• RECORDED DATA:
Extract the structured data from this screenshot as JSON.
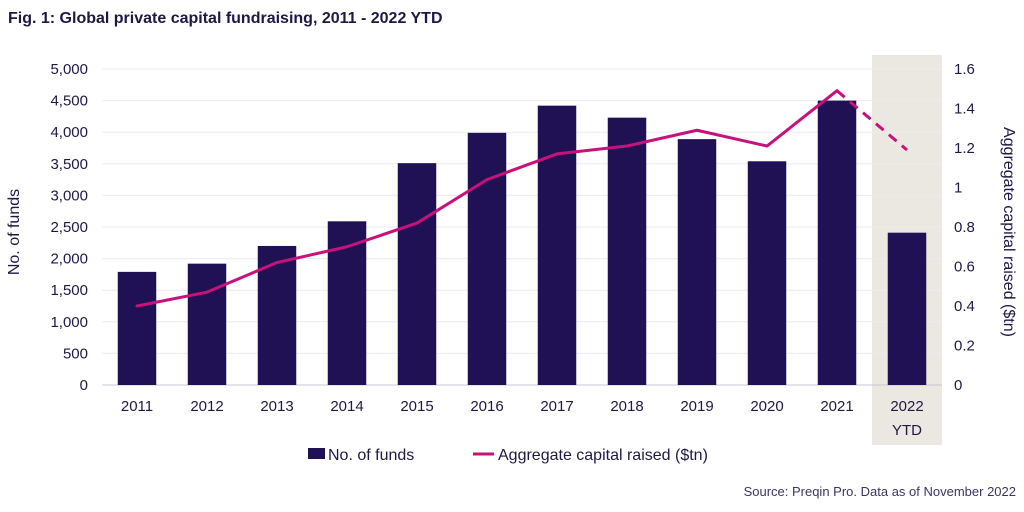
{
  "chart_data": {
    "type": "bar",
    "title": "Fig. 1: Global private capital fundraising, 2011 - 2022 YTD",
    "categories": [
      "2011",
      "2012",
      "2013",
      "2014",
      "2015",
      "2016",
      "2017",
      "2018",
      "2019",
      "2020",
      "2021",
      "2022 YTD"
    ],
    "category_labels": [
      [
        "2011"
      ],
      [
        "2012"
      ],
      [
        "2013"
      ],
      [
        "2014"
      ],
      [
        "2015"
      ],
      [
        "2016"
      ],
      [
        "2017"
      ],
      [
        "2018"
      ],
      [
        "2019"
      ],
      [
        "2020"
      ],
      [
        "2021"
      ],
      [
        "2022",
        "YTD"
      ]
    ],
    "series": [
      {
        "name": "No. of funds",
        "type": "bar",
        "axis": "left",
        "color": "#1f1153",
        "values": [
          1790,
          1920,
          2200,
          2590,
          3510,
          3990,
          4420,
          4230,
          3890,
          3540,
          4500,
          2410
        ]
      },
      {
        "name": "Aggregate capital raised ($tn)",
        "type": "line",
        "axis": "right",
        "color": "#c8117a",
        "values": [
          0.4,
          0.47,
          0.62,
          0.7,
          0.82,
          1.04,
          1.17,
          1.21,
          1.29,
          1.21,
          1.49,
          1.19
        ],
        "dashed_from_index": 10
      }
    ],
    "ylabel": "No. of funds",
    "ylim": [
      0,
      5000
    ],
    "yticks": [
      "0",
      "500",
      "1,000",
      "1,500",
      "2,000",
      "2,500",
      "3,000",
      "3,500",
      "4,000",
      "4,500",
      "5,000"
    ],
    "y2label": "Aggregate capital raised ($tn)",
    "y2lim": [
      0,
      1.6
    ],
    "y2ticks": [
      "0",
      "0.2",
      "0.4",
      "0.6",
      "0.8",
      "1",
      "1.2",
      "1.4",
      "1.6"
    ],
    "highlight_category": "2022 YTD",
    "highlight_color": "#ebe7e1",
    "legend": [
      "No. of funds",
      "Aggregate capital raised ($tn)"
    ],
    "legend_position": "bottom-center",
    "source": "Source: Preqin Pro. Data as of November 2022"
  }
}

• TASK PROMPT: Quote every record above exactly, leaving out the pictures.

• TASK SOLUTION:
Extract the structured data from this screenshot as JSON.
{
  "chart_data": {
    "type": "bar",
    "title": "Fig. 1: Global private capital fundraising, 2011 - 2022 YTD",
    "categories": [
      "2011",
      "2012",
      "2013",
      "2014",
      "2015",
      "2016",
      "2017",
      "2018",
      "2019",
      "2020",
      "2021",
      "2022 YTD"
    ],
    "category_labels": [
      [
        "2011"
      ],
      [
        "2012"
      ],
      [
        "2013"
      ],
      [
        "2014"
      ],
      [
        "2015"
      ],
      [
        "2016"
      ],
      [
        "2017"
      ],
      [
        "2018"
      ],
      [
        "2019"
      ],
      [
        "2020"
      ],
      [
        "2021"
      ],
      [
        "2022",
        "YTD"
      ]
    ],
    "series": [
      {
        "name": "No. of funds",
        "type": "bar",
        "axis": "left",
        "color": "#1f1153",
        "values": [
          1790,
          1920,
          2200,
          2590,
          3510,
          3990,
          4420,
          4230,
          3890,
          3540,
          4500,
          2410
        ]
      },
      {
        "name": "Aggregate capital raised ($tn)",
        "type": "line",
        "axis": "right",
        "color": "#c8117a",
        "values": [
          0.4,
          0.47,
          0.62,
          0.7,
          0.82,
          1.04,
          1.17,
          1.21,
          1.29,
          1.21,
          1.49,
          1.19
        ],
        "dashed_from_index": 10
      }
    ],
    "ylabel": "No. of funds",
    "ylim": [
      0,
      5000
    ],
    "yticks": [
      "0",
      "500",
      "1,000",
      "1,500",
      "2,000",
      "2,500",
      "3,000",
      "3,500",
      "4,000",
      "4,500",
      "5,000"
    ],
    "y2label": "Aggregate capital raised ($tn)",
    "y2lim": [
      0,
      1.6
    ],
    "y2ticks": [
      "0",
      "0.2",
      "0.4",
      "0.6",
      "0.8",
      "1",
      "1.2",
      "1.4",
      "1.6"
    ],
    "highlight_category": "2022 YTD",
    "highlight_color": "#ebe7e1",
    "legend": [
      "No. of funds",
      "Aggregate capital raised ($tn)"
    ],
    "legend_position": "bottom-center",
    "source": "Source: Preqin Pro. Data as of November 2022"
  }
}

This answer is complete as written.